**TASK OBJECTIVE**
Read the records and gather each line that includes "screenshot".

──────── DATA IN THIS EXERCISE ────────

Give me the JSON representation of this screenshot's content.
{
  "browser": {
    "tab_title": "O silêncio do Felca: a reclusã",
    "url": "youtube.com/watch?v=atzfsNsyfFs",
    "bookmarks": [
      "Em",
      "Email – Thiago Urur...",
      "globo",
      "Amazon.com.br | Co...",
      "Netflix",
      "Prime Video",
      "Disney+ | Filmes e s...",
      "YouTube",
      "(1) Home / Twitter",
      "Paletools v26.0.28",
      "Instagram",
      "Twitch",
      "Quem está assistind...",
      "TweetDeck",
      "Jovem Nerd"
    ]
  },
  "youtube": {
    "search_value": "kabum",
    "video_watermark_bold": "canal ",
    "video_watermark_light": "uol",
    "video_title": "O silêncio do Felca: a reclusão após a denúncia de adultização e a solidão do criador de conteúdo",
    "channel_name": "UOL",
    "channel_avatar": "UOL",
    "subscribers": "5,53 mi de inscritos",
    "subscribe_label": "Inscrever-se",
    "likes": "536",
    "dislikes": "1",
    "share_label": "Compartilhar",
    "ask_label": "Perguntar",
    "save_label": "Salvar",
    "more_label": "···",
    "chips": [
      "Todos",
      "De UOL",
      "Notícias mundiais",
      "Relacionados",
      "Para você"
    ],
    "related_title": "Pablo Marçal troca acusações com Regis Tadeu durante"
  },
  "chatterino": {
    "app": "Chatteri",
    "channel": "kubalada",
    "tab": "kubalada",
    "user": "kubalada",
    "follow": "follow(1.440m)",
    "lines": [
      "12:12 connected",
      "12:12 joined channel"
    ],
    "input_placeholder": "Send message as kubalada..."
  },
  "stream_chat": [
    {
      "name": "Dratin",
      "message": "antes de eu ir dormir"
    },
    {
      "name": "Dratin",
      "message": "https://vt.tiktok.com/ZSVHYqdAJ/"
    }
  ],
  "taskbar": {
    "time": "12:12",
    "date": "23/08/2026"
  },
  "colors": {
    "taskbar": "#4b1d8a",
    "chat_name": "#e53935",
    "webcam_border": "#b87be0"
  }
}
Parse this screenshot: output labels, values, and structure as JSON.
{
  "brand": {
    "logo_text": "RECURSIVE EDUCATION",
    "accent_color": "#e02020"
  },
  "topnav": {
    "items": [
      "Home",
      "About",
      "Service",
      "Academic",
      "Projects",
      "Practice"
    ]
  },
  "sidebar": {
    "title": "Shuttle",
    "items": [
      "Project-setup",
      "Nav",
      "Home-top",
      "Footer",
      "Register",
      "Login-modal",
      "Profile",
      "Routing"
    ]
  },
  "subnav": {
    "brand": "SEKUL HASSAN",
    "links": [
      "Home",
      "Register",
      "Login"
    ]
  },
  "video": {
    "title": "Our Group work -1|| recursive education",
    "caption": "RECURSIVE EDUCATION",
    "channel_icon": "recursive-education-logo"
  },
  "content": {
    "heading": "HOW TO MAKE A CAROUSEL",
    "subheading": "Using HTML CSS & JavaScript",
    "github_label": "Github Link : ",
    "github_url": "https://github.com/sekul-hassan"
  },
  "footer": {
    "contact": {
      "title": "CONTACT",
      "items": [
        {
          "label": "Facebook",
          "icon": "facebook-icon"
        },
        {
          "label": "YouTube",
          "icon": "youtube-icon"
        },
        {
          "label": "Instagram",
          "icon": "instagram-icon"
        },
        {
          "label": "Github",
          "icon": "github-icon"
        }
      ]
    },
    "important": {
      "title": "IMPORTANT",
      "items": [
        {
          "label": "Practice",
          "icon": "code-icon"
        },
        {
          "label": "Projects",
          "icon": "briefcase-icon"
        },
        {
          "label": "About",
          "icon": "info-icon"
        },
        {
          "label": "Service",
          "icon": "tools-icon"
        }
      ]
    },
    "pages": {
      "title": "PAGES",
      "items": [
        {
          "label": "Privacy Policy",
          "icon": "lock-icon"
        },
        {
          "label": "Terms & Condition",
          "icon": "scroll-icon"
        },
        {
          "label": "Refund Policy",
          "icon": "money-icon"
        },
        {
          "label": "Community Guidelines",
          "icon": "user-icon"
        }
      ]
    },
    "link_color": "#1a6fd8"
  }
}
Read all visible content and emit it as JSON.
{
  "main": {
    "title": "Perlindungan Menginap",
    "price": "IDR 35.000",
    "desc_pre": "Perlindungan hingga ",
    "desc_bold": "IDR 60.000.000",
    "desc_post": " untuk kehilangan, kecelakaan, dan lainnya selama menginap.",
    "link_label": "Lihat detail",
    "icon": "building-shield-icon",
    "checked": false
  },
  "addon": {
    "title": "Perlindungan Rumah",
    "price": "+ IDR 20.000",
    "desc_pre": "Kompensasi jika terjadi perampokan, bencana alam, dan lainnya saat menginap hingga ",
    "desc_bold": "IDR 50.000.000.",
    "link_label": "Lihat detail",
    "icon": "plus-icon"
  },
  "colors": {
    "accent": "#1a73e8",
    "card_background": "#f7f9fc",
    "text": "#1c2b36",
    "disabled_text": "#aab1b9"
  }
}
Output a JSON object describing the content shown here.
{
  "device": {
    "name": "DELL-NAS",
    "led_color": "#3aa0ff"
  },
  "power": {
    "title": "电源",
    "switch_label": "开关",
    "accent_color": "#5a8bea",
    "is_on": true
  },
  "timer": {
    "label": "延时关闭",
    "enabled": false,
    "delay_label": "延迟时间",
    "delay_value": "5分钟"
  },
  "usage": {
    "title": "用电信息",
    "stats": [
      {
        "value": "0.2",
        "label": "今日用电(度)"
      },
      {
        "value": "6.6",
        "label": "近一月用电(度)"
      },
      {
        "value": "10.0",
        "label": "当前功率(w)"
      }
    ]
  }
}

────────

**ANSWER FOR THE TASK**
Give me the JSON representation of this screenshot's content.
Parse this screenshot: output labels, values, and structure as JSON.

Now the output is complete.